> **GIVEN INFORMATION**:
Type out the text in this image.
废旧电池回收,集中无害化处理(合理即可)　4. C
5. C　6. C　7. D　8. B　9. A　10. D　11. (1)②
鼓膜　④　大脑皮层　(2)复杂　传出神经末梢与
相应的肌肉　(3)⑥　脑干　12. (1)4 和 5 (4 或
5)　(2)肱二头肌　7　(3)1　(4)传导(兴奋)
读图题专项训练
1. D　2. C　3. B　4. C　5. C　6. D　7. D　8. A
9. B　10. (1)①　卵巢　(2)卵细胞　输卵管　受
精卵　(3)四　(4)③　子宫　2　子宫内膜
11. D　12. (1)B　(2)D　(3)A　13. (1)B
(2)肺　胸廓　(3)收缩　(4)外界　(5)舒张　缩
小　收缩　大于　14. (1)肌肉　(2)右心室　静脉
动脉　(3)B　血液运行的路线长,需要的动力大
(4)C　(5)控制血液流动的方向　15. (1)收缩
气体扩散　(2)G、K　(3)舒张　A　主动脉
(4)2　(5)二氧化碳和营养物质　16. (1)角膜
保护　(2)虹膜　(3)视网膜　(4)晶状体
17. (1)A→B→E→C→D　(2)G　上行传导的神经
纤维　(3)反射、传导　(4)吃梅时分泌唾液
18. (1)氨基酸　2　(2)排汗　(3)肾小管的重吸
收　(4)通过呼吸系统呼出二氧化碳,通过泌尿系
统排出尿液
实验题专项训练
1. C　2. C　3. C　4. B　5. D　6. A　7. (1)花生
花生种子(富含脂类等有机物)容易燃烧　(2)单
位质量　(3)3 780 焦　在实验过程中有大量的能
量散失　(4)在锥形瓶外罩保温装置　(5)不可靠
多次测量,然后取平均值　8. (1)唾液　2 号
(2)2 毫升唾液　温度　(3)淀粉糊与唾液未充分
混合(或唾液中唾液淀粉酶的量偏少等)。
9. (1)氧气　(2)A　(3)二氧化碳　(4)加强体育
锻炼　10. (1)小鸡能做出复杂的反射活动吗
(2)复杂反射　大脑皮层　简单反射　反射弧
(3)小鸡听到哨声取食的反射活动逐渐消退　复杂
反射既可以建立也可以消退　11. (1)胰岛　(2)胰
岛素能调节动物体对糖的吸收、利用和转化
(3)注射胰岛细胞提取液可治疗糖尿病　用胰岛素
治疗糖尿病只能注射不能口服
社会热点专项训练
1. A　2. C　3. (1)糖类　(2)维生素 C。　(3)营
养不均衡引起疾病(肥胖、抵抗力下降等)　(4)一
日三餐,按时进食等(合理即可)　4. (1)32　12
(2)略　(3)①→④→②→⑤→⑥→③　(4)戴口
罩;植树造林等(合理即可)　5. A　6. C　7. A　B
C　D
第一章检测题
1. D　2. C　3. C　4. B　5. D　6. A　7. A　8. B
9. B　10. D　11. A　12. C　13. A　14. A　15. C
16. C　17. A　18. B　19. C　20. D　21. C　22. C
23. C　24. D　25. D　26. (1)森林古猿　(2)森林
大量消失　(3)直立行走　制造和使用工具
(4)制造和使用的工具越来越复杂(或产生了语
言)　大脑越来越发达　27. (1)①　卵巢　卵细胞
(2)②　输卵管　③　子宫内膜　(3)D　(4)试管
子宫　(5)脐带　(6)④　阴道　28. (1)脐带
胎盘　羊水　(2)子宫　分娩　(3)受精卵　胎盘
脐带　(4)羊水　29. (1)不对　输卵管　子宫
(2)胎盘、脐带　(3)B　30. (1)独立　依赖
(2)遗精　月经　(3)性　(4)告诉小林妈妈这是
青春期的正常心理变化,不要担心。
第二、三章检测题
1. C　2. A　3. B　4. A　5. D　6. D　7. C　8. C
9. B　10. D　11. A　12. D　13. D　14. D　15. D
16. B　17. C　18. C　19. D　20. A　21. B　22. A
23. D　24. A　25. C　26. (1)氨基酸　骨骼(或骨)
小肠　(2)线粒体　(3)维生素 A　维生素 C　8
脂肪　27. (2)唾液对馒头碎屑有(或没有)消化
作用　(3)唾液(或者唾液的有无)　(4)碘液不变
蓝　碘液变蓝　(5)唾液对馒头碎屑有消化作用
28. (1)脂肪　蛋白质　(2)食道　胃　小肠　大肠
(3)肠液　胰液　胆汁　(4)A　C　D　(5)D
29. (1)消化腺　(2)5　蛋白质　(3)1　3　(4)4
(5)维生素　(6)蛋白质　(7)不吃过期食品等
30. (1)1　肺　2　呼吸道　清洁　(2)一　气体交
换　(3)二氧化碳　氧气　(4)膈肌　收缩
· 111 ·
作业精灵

> **THE REQUEST**:
Please repeat the listing exactly, with nothing left out.

> **ANSWER FOR THE TASK**:
Type out the text in this image.
废旧电池回收,集中无害化处理(合理即可)　4. C
5. C　6. C　7. D　8. B　9. A　10. D　11. (1)②
鼓膜　④　大脑皮层　(2)复杂　传出神经末梢与
相应的肌肉　(3)⑥　脑干　12. (1)4 和 5 (4 或
5)　(2)肱二头肌　7　(3)1　(4)传导(兴奋)
读图题专项训练
1. D　2. C　3. B　4. C　5. C　6. D　7. D　8. A
9. B　10. (1)①　卵巢　(2)卵细胞　输卵管　受
精卵　(3)四　(4)③　子宫　2　子宫内膜
11. D　12. (1)B　(2)D　(3)A　13. (1)B
(2)肺　胸廓　(3)收缩　(4)外界　(5)舒张　缩
小　收缩　大于　14. (1)肌肉　(2)右心室　静脉
动脉　(3)B　血液运行的路线长,需要的动力大
(4)C　(5)控制血液流动的方向　15. (1)收缩
气体扩散　(2)G、K　(3)舒张　A　主动脉
(4)2　(5)二氧化碳和营养物质　16. (1)角膜
保护　(2)虹膜　(3)视网膜　(4)晶状体
17. (1)A→B→E→C→D　(2)G　上行传导的神经
纤维　(3)反射、传导　(4)吃梅时分泌唾液
18. (1)氨基酸　2　(2)排汗　(3)肾小管的重吸
收　(4)通过呼吸系统呼出二氧化碳,通过泌尿系
统排出尿液
实验题专项训练
1. C　2. C　3. C　4. B　5. D　6. A　7. (1)花生
花生种子(富含脂类等有机物)容易燃烧　(2)单
位质量　(3)3 780 焦　在实验过程中有大量的能
量散失　(4)在锥形瓶外罩保温装置　(5)不可靠
多次测量,然后取平均值　8. (1)唾液　2 号
(2)2 毫升唾液　温度　(3)淀粉糊与唾液未充分
混合(或唾液中唾液淀粉酶的量偏少等)。
9. (1)氧气　(2)A　(3)二氧化碳　(4)加强体育
锻炼　10. (1)小鸡能做出复杂的反射活动吗
(2)复杂反射　大脑皮层　简单反射　反射弧
(3)小鸡听到哨声取食的反射活动逐渐消退　复杂
反射既可以建立也可以消退　11. (1)胰岛　(2)胰
岛素能调节动物体对糖的吸收、利用和转化
(3)注射胰岛细胞提取液可治疗糖尿病　用胰岛素
治疗糖尿病只能注射不能口服
社会热点专项训练
1. A　2. C　3. (1)糖类　(2)维生素 C。　(3)营
养不均衡引起疾病(肥胖、抵抗力下降等)　(4)一
日三餐,按时进食等(合理即可)　4. (1)32　12
(2)略　(3)①→④→②→⑤→⑥→③　(4)戴口
罩;植树造林等(合理即可)　5. A　6. C　7. A　B
C　D
第一章检测题
1. D　2. C　3. C　4. B　5. D　6. A　7. A　8. B
9. B　10. D　11. A　12. C　13. A　14. A　15. C
16. C　17. A　18. B　19. C　20. D　21. C　22. C
23. C　24. D　25. D　26. (1)森林古猿　(2)森林
大量消失　(3)直立行走　制造和使用工具
(4)制造和使用的工具越来越复杂(或产生了语
言)　大脑越来越发达　27. (1)①　卵巢　卵细胞
(2)②　输卵管　③　子宫内膜　(3)D　(4)试管
子宫　(5)脐带　(6)④　阴道　28. (1)脐带
胎盘　羊水　(2)子宫　分娩　(3)受精卵　胎盘
脐带　(4)羊水　29. (1)不对　输卵管　子宫
(2)胎盘、脐带　(3)B　30. (1)独立　依赖
(2)遗精　月经　(3)性　(4)告诉小林妈妈这是
青春期的正常心理变化,不要担心。
第二、三章检测题
1. C　2. A　3. B　4. A　5. D　6. D　7. C　8. C
9. B　10. D　11. A　12. D　13. D　14. D　15. D
16. B　17. C　18. C　19. D　20. A　21. B　22. A
23. D　24. A　25. C　26. (1)氨基酸　骨骼(或骨)
小肠　(2)线粒体　(3)维生素 A　维生素 C　8
脂肪　27. (2)唾液对馒头碎屑有(或没有)消化
作用　(3)唾液(或者唾液的有无)　(4)碘液不变
蓝　碘液变蓝　(5)唾液对馒头碎屑有消化作用
28. (1)脂肪　蛋白质　(2)食道　胃　小肠　大肠
(3)肠液　胰液　胆汁　(4)A　C　D　(5)D
29. (1)消化腺　(2)5　蛋白质　(3)1　3　(4)4
(5)维生素　(6)蛋白质　(7)不吃过期食品等
30. (1)1　肺　2　呼吸道　清洁　(2)一　气体交
换　(3)二氧化碳　氧气　(4)膈肌　收缩
· 111 ·
作业精灵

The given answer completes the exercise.